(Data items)
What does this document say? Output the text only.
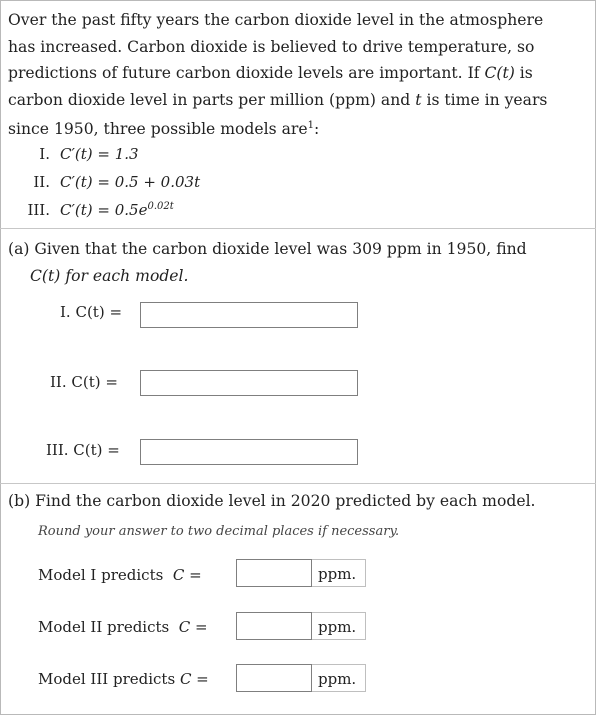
Over the past fifty years the carbon dioxide level in the atmosphere
has increased. Carbon dioxide is believed to drive temperature, so
predictions of future carbon dioxide levels are important. If C(t) is
carbon dioxide level in parts per million (ppm) and t is time in years
since 1950, three possible models are$^1$:
I. C′(t) = 1.3
II. C′(t) = 0.5 + 0.03t
III. $C'(t) = 0.5e^{0.02t}$
(a) Given that the carbon dioxide level was 309 ppm in 1950, find
C(t) for each model.
I. C(t) =
II. C(t) =
III. C(t) =
(b) Find the carbon dioxide level in 2020 predicted by each model.
Round your answer to two decimal places if necessary.
Model I predicts C =	ppm.
Model II predicts C =	ppm.
Model III predicts C =	ppm.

Objective =
What is the number of lines in the data that hold the word "each"? Reply with that number and nothing else.

Output below =
2